[Task inputs start]
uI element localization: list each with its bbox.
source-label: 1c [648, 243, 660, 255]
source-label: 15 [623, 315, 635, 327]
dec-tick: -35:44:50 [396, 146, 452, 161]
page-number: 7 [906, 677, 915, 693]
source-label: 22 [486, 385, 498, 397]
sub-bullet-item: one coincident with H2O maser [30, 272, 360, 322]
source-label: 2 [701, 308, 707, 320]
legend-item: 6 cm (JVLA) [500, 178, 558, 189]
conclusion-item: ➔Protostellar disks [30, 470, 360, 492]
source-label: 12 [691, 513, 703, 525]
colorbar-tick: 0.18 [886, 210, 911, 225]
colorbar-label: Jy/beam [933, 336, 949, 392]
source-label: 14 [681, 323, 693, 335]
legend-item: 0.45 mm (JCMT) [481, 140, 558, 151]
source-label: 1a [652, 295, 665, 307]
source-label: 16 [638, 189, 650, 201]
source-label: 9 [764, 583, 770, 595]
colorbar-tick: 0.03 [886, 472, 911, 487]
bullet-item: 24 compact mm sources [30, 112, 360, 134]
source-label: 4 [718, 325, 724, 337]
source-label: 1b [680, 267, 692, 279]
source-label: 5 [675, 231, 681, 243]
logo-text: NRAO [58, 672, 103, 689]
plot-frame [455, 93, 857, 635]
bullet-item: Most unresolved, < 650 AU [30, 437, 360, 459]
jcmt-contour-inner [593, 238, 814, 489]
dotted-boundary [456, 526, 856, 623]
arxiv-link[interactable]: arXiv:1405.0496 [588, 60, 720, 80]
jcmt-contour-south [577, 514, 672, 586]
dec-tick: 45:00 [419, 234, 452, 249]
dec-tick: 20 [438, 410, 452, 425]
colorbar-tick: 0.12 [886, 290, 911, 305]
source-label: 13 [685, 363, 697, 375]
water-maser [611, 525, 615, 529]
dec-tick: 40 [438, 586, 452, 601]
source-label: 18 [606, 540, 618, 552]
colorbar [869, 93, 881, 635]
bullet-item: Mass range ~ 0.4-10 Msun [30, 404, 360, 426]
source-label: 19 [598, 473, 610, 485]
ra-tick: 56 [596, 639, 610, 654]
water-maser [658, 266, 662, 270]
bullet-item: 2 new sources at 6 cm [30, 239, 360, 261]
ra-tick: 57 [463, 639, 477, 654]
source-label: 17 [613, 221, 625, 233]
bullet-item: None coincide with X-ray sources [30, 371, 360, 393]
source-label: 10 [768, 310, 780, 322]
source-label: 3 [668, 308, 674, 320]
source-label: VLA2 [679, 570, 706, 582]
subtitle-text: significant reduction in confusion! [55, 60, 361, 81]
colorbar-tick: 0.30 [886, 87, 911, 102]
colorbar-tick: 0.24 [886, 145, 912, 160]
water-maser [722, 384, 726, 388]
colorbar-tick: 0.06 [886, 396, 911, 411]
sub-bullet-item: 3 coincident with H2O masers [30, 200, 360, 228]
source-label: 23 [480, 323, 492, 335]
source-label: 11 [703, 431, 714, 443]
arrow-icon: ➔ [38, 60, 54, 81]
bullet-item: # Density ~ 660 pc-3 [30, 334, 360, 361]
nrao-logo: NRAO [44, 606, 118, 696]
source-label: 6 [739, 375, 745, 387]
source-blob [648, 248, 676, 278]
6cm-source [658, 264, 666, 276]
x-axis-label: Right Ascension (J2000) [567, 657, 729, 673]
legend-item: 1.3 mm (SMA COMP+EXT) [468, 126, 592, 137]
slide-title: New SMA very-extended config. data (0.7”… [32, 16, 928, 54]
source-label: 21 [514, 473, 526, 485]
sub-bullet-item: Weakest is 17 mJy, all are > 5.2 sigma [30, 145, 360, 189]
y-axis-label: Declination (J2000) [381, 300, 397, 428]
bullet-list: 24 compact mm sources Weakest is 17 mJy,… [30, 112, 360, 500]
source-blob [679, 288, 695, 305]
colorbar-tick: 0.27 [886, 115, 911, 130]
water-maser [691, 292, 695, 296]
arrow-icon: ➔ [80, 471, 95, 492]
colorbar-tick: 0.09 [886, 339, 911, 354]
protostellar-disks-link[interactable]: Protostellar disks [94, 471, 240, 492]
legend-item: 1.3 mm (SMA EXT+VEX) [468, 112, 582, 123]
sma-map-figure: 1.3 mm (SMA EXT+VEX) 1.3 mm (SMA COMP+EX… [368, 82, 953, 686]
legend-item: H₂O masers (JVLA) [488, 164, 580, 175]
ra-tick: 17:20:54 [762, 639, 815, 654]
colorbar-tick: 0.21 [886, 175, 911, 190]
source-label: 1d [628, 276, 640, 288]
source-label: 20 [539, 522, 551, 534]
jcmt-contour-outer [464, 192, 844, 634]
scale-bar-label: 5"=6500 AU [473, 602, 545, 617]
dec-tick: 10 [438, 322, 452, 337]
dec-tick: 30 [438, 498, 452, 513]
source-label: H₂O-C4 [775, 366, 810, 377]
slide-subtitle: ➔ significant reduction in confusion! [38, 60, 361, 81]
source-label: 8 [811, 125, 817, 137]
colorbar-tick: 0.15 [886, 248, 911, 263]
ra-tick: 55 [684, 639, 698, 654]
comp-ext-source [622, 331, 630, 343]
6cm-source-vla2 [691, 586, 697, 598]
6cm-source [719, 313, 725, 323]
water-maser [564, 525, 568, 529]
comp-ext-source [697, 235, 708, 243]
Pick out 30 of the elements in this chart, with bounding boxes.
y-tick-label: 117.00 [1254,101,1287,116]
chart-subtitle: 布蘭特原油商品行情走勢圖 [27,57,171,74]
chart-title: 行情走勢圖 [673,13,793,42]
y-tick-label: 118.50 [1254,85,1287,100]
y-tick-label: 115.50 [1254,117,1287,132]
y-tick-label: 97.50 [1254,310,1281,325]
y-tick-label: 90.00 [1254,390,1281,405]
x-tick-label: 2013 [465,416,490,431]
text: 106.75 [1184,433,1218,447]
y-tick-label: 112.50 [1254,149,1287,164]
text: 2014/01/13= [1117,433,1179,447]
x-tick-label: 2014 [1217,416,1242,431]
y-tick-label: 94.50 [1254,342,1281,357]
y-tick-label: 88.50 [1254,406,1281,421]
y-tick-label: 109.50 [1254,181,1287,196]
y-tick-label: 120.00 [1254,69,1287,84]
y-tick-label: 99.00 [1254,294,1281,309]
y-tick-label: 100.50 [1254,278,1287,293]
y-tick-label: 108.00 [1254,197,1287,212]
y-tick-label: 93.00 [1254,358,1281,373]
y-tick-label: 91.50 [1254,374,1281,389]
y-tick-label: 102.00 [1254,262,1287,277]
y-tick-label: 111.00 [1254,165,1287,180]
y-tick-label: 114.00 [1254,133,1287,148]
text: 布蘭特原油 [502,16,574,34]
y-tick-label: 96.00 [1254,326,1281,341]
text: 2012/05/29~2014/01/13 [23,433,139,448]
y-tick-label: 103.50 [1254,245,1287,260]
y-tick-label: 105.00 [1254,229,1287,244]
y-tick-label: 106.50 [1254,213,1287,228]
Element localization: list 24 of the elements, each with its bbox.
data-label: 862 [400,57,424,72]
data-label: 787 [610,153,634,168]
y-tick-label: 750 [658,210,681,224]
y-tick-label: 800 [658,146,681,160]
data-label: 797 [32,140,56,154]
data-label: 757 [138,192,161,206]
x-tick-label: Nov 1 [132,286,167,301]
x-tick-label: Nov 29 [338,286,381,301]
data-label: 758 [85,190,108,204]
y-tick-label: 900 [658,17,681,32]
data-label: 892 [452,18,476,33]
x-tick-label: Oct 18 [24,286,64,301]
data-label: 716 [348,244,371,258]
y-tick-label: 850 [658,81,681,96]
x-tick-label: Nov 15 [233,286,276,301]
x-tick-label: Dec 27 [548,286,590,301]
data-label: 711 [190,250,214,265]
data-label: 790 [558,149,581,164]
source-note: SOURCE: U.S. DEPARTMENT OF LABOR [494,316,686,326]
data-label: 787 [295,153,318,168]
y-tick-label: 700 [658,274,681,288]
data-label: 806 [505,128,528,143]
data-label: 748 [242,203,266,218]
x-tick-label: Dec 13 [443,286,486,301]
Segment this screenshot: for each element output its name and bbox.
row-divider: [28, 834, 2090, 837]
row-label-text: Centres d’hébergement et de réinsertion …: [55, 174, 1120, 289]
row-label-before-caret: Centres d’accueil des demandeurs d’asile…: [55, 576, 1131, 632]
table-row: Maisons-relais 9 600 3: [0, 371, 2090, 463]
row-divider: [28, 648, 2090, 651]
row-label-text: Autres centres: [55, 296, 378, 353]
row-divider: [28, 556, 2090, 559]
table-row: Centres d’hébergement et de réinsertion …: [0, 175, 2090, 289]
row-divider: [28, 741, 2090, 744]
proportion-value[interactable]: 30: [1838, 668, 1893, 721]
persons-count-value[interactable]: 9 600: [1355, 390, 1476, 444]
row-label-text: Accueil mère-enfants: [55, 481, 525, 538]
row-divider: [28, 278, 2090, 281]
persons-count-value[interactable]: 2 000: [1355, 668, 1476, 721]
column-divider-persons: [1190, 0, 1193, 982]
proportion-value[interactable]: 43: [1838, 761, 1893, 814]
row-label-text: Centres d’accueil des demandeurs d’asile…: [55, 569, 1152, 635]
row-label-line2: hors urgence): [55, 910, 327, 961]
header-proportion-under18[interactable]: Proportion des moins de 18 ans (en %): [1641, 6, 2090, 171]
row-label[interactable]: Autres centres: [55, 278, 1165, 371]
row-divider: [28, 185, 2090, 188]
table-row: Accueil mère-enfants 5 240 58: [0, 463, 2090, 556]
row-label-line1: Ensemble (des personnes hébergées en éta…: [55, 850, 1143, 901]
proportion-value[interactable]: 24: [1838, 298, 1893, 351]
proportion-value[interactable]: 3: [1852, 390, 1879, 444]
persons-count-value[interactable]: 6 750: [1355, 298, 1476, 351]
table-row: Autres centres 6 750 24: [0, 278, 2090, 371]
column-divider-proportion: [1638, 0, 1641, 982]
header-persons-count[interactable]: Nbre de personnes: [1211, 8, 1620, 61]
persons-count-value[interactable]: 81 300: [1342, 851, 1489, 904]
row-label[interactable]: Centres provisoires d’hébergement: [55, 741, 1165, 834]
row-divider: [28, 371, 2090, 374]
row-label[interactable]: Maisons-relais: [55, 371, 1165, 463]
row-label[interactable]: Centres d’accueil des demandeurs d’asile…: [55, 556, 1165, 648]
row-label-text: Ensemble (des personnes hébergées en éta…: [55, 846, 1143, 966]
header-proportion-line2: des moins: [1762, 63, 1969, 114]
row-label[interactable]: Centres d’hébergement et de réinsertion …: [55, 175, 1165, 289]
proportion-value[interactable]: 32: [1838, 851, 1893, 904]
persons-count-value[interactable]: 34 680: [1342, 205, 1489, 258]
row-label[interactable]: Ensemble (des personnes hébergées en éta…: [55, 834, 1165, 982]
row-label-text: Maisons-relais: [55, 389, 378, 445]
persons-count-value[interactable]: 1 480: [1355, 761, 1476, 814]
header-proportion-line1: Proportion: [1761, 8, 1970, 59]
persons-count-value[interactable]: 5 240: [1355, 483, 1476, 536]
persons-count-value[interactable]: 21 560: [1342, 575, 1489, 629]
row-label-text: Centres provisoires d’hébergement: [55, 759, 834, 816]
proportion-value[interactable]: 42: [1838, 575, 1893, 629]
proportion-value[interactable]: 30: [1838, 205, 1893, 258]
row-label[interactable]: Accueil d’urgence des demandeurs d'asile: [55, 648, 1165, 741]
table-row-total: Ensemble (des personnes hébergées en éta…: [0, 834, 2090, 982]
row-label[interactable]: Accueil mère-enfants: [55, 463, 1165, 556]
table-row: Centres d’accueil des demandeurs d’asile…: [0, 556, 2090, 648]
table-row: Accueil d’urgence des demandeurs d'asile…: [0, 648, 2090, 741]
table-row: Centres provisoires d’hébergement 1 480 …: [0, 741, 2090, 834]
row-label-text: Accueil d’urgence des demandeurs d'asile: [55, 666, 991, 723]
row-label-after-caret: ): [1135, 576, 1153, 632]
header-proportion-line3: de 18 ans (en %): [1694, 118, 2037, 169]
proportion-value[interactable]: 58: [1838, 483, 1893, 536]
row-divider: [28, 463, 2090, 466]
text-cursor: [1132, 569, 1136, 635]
[Task inputs end]
> Your goal
In the rows from the first line through the line with "jcmt-contour-inner [593, 238, 814, 489]", rename "source-label" to "source-tag". Give those lines again with nothing else changed.

> Task answer
uI element localization: list each with its bbox.
source-tag: 1c [648, 243, 660, 255]
source-tag: 15 [623, 315, 635, 327]
dec-tick: -35:44:50 [396, 146, 452, 161]
page-number: 7 [906, 677, 915, 693]
source-tag: 22 [486, 385, 498, 397]
sub-bullet-item: one coincident with H2O maser [30, 272, 360, 322]
source-tag: 2 [701, 308, 707, 320]
legend-item: 6 cm (JVLA) [500, 178, 558, 189]
conclusion-item: ➔Protostellar disks [30, 470, 360, 492]
source-tag: 12 [691, 513, 703, 525]
colorbar-tick: 0.18 [886, 210, 911, 225]
colorbar-label: Jy/beam [933, 336, 949, 392]
source-tag: 14 [681, 323, 693, 335]
legend-item: 0.45 mm (JCMT) [481, 140, 558, 151]
source-tag: 1a [652, 295, 665, 307]
source-tag: 16 [638, 189, 650, 201]
source-tag: 9 [764, 583, 770, 595]
colorbar-tick: 0.03 [886, 472, 911, 487]
bullet-item: 24 compact mm sources [30, 112, 360, 134]
source-tag: 4 [718, 325, 724, 337]
source-tag: 1b [680, 267, 692, 279]
source-tag: 5 [675, 231, 681, 243]
logo-text: NRAO [58, 672, 103, 689]
plot-frame [455, 93, 857, 635]
bullet-item: Most unresolved, < 650 AU [30, 437, 360, 459]
jcmt-contour-inner [593, 238, 814, 489]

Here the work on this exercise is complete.